### Challenge
Return each line containing "года".
##### Data for this exercise #####
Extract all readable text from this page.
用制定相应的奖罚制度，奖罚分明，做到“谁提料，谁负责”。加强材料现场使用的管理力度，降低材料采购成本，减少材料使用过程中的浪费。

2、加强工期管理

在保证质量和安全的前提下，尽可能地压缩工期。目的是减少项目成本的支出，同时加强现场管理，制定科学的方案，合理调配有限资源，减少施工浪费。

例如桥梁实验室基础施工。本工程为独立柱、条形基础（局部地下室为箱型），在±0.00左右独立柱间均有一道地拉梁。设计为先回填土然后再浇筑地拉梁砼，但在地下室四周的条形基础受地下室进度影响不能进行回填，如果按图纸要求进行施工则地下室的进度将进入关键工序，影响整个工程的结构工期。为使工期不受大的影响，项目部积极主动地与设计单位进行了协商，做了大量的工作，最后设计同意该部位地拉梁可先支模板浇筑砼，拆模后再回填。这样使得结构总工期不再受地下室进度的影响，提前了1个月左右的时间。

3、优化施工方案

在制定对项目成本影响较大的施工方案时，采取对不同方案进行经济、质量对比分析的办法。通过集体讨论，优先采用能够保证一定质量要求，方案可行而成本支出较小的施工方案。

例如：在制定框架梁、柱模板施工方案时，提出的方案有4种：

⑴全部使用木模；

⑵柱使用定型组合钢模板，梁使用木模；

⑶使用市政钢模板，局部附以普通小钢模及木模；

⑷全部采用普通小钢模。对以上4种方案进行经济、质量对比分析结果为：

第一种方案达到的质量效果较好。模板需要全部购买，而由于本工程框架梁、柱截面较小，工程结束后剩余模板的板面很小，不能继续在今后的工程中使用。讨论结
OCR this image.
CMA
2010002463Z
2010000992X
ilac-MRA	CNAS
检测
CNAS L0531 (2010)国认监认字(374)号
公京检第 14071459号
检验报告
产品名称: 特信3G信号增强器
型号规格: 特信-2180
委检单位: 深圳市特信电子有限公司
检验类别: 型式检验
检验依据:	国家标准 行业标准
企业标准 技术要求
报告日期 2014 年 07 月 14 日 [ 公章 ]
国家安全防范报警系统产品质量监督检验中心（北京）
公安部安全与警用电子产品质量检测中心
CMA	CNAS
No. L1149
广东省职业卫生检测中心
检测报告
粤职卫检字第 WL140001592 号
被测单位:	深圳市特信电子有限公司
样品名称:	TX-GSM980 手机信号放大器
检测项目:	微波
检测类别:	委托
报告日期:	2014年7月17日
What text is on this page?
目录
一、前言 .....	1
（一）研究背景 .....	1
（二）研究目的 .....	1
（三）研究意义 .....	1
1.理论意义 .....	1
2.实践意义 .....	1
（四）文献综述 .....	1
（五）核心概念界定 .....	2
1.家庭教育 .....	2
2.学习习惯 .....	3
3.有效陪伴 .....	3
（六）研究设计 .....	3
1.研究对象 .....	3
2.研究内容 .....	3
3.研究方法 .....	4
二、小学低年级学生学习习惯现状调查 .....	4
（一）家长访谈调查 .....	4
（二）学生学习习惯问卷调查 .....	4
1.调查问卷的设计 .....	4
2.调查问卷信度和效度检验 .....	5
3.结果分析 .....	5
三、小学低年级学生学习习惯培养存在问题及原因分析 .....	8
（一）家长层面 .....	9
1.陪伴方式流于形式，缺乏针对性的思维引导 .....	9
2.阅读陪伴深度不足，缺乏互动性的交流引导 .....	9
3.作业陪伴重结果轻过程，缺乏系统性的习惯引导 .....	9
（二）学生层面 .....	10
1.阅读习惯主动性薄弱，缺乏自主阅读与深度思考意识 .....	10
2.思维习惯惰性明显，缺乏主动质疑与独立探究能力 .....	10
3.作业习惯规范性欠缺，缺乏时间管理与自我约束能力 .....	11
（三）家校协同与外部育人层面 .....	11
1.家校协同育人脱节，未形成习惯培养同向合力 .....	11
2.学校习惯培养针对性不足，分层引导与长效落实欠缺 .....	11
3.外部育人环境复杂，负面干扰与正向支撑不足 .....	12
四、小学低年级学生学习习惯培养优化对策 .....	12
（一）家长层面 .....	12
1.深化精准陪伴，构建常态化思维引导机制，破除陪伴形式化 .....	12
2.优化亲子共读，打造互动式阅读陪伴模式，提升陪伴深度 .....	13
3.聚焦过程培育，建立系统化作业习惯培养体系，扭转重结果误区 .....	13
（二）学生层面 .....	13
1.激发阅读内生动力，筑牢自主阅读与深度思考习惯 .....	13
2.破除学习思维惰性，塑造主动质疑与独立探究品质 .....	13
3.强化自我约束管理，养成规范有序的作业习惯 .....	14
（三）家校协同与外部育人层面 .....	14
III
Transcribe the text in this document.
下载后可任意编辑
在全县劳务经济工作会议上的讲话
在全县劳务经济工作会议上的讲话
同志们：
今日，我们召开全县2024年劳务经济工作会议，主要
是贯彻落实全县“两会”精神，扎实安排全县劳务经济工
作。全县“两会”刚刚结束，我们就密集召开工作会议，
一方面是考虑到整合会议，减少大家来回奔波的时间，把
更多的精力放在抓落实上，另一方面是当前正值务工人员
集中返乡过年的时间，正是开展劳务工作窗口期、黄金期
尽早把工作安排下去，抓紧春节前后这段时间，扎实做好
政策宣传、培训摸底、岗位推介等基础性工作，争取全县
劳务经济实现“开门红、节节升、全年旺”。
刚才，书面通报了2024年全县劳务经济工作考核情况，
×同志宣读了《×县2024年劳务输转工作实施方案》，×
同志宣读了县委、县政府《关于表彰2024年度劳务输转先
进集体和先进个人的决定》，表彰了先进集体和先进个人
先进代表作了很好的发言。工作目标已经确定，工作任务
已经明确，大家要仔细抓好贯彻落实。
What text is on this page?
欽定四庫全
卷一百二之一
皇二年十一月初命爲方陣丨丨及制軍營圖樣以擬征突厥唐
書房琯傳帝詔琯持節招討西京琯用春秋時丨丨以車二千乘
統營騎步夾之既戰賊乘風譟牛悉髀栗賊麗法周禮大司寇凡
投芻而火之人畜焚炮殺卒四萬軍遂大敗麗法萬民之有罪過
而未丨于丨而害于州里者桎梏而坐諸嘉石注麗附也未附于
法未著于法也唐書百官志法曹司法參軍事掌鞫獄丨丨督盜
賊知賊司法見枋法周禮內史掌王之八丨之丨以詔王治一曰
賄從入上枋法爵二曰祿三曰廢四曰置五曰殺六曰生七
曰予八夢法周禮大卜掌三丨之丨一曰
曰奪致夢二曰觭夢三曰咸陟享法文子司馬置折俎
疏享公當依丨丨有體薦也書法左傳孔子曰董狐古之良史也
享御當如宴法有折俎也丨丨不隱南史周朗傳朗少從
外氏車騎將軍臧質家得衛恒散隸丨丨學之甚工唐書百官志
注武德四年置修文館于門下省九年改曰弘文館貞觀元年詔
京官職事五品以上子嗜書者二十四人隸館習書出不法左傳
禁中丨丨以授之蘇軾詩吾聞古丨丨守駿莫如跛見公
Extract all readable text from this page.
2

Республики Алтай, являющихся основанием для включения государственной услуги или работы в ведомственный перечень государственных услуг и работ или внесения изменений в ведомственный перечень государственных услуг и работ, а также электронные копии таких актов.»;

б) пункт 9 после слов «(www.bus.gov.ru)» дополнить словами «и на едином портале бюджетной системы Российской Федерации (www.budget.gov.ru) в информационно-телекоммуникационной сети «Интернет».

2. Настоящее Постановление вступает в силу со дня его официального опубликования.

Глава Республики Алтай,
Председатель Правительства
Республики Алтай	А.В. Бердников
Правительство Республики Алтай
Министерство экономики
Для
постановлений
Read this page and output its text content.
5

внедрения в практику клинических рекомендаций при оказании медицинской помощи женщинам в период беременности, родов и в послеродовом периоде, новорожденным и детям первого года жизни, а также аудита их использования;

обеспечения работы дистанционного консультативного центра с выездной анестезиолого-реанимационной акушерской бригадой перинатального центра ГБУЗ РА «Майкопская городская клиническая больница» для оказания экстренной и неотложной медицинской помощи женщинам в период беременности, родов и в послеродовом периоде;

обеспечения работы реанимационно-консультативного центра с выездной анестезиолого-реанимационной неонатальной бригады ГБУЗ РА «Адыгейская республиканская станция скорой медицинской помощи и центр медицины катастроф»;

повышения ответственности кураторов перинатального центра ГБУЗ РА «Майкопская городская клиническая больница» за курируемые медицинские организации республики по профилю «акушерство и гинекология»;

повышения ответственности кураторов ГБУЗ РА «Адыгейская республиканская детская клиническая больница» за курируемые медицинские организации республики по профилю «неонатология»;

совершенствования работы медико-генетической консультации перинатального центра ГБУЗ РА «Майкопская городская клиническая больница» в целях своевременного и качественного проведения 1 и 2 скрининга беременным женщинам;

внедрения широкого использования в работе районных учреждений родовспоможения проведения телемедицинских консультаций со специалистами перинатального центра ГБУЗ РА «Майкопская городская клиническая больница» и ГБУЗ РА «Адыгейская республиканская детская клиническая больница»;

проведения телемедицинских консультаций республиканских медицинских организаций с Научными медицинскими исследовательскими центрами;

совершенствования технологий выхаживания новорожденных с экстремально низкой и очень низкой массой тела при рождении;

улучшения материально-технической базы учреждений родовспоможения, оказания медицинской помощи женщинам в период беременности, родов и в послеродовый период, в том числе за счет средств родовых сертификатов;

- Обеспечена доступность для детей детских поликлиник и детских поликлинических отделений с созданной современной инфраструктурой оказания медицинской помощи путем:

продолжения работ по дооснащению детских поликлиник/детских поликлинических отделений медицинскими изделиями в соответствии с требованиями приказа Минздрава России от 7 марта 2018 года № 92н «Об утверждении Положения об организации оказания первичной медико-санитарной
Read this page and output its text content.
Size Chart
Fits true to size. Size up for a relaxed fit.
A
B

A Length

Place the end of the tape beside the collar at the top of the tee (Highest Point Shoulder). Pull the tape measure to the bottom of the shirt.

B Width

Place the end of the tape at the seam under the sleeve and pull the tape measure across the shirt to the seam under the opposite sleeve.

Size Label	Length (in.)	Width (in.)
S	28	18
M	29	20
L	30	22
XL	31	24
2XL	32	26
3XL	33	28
#####
### Task response
внедрения в практику клинических рекомендаций при оказании медицинской помощи женщинам в период беременности, родов и в послеродовом периоде, новорожденным и детям первого года жизни, а также аудита их использования;
продолжения работ по дооснащению детских поликлиник/детских поликлинических отделений медицинскими изделиями в соответствии с требованиями приказа Минздрава России от 7 марта 2018 года № 92н «Об утверждении Положения об организации оказания первичной медико-санитарной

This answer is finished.